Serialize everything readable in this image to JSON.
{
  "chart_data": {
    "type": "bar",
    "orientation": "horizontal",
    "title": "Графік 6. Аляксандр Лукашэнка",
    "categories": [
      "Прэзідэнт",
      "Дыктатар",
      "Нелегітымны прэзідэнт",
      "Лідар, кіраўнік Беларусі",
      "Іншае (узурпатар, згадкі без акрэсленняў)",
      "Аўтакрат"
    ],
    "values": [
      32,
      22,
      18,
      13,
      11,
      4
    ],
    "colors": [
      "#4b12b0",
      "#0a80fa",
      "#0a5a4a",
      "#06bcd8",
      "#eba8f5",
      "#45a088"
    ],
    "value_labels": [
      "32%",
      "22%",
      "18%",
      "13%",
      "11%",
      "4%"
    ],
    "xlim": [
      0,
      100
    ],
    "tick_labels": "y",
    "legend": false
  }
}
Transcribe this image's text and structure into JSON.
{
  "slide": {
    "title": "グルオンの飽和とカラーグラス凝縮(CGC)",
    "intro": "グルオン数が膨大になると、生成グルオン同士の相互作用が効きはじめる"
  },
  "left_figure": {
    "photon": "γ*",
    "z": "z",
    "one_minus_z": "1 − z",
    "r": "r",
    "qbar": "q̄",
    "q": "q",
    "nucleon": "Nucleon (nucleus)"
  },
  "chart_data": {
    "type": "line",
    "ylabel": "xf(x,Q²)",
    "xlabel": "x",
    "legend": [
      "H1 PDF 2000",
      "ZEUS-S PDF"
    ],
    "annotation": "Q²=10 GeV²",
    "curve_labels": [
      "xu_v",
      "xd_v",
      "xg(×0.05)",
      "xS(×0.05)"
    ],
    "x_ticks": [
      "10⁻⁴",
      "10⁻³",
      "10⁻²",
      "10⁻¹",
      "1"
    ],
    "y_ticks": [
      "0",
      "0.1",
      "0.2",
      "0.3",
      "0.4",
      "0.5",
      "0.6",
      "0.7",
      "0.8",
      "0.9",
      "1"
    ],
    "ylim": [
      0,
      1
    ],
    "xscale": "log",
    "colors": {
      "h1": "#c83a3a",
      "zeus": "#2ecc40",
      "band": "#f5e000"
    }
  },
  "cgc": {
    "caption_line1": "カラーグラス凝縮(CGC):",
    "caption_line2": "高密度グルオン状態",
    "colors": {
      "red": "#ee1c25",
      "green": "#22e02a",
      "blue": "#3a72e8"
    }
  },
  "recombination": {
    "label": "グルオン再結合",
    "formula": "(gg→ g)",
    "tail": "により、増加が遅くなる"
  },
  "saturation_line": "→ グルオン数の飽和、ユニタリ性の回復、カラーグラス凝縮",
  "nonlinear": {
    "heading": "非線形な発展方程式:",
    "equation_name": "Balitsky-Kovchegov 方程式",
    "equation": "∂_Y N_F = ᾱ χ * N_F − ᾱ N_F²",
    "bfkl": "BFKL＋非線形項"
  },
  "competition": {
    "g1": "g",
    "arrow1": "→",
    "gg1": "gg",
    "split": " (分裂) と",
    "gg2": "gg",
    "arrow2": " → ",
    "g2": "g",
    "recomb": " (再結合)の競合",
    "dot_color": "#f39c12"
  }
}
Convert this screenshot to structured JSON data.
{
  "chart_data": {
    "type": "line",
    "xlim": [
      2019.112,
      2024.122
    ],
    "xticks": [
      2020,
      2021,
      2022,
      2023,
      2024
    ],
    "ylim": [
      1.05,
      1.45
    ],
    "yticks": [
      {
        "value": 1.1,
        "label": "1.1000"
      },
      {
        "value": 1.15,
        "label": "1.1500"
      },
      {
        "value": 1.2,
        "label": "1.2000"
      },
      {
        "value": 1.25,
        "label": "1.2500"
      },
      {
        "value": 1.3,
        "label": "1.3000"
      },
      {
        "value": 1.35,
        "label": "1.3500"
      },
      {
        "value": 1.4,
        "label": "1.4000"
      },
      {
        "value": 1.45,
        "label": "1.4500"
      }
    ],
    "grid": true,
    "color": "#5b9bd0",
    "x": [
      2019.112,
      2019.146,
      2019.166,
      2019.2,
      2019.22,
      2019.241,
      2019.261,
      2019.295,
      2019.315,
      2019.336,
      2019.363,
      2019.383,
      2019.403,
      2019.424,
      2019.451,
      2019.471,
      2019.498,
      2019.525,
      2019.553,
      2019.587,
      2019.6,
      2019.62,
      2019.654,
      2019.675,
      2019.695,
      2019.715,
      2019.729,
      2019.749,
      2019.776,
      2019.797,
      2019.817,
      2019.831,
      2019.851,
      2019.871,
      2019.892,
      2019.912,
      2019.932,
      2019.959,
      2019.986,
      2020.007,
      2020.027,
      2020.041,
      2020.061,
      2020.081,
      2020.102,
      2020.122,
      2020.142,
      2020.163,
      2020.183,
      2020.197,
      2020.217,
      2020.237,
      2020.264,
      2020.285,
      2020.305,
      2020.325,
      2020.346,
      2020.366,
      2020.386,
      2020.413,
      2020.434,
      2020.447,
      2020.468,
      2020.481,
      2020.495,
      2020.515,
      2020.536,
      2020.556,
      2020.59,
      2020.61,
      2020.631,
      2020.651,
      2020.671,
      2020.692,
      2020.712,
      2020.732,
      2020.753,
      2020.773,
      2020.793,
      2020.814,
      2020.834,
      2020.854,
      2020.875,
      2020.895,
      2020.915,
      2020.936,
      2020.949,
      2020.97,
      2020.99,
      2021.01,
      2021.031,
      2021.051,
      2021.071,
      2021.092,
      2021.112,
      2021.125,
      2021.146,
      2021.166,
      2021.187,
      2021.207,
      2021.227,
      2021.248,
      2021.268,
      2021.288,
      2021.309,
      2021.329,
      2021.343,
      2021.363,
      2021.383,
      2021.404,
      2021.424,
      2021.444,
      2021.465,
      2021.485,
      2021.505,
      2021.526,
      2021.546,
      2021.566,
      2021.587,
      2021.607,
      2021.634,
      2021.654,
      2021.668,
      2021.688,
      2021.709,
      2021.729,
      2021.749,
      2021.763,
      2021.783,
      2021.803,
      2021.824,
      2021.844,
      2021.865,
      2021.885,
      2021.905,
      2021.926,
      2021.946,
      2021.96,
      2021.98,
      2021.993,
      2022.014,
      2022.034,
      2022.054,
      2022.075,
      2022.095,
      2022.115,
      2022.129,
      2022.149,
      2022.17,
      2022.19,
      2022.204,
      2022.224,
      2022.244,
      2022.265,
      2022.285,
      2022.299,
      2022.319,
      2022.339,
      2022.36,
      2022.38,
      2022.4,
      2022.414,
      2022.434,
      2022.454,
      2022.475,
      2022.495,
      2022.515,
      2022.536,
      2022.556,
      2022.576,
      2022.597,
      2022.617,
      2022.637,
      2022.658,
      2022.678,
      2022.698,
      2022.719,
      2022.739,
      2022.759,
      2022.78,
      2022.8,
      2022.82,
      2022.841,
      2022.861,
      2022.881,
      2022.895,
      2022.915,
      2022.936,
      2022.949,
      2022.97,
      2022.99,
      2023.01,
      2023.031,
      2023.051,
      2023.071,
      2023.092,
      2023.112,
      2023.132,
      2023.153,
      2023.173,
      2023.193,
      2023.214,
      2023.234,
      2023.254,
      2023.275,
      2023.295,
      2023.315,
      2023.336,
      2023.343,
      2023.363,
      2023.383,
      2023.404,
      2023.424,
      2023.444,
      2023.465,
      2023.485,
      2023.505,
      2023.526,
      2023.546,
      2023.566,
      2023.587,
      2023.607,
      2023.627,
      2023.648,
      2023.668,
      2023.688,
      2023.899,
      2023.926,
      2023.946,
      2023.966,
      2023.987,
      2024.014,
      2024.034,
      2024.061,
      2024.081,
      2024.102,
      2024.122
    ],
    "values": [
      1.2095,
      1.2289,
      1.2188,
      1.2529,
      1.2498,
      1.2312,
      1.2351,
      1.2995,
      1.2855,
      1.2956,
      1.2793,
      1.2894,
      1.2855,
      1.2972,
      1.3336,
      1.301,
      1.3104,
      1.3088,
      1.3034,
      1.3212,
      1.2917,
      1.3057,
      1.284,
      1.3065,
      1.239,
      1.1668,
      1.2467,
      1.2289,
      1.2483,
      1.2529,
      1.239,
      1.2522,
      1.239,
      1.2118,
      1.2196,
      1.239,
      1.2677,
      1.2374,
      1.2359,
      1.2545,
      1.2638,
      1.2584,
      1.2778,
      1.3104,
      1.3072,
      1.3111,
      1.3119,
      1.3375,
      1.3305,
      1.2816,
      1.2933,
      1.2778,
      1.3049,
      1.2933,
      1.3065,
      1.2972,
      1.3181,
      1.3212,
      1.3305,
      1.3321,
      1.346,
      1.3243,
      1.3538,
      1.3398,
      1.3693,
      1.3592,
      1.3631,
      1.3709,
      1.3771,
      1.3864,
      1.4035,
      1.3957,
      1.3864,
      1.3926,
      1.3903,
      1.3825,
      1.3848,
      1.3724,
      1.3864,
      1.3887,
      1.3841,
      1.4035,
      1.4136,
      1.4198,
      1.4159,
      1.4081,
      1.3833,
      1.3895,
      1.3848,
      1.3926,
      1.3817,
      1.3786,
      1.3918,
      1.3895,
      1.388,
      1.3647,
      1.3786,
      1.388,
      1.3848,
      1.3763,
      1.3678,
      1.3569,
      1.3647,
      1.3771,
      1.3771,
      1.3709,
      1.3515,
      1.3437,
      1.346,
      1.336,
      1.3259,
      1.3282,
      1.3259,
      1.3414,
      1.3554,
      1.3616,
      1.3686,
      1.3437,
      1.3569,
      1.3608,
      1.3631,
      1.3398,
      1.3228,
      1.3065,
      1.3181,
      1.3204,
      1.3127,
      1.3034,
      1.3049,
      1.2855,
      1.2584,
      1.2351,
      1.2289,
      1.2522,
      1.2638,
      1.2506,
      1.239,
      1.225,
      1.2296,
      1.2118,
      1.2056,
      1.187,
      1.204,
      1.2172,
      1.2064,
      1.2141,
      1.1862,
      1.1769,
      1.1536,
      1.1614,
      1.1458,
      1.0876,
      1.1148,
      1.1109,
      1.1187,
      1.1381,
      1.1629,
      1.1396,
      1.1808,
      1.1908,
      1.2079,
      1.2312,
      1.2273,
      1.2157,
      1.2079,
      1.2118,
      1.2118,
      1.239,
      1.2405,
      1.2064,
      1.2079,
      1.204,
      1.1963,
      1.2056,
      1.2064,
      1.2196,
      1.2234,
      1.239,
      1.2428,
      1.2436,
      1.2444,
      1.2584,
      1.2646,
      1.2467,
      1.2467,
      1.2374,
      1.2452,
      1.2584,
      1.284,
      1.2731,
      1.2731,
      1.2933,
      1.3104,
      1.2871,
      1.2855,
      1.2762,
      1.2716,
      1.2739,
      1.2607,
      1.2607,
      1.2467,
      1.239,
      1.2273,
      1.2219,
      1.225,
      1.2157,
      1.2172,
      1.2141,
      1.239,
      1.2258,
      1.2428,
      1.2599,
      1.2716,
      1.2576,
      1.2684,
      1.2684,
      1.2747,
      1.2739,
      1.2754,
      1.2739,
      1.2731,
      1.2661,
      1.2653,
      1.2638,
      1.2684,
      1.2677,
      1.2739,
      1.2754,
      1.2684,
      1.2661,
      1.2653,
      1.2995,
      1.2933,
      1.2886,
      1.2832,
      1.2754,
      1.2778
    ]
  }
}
○ ○ ○ ○ ○
§ EXERCISE DETAILS
Pull out all lines containing "title".

§ EXPECTED ANSWER
    "title": "Графік 6. Аляксандр Лукашэнка",
    "title": "グルオンの飽和とカラーグラス凝縮(CGC)",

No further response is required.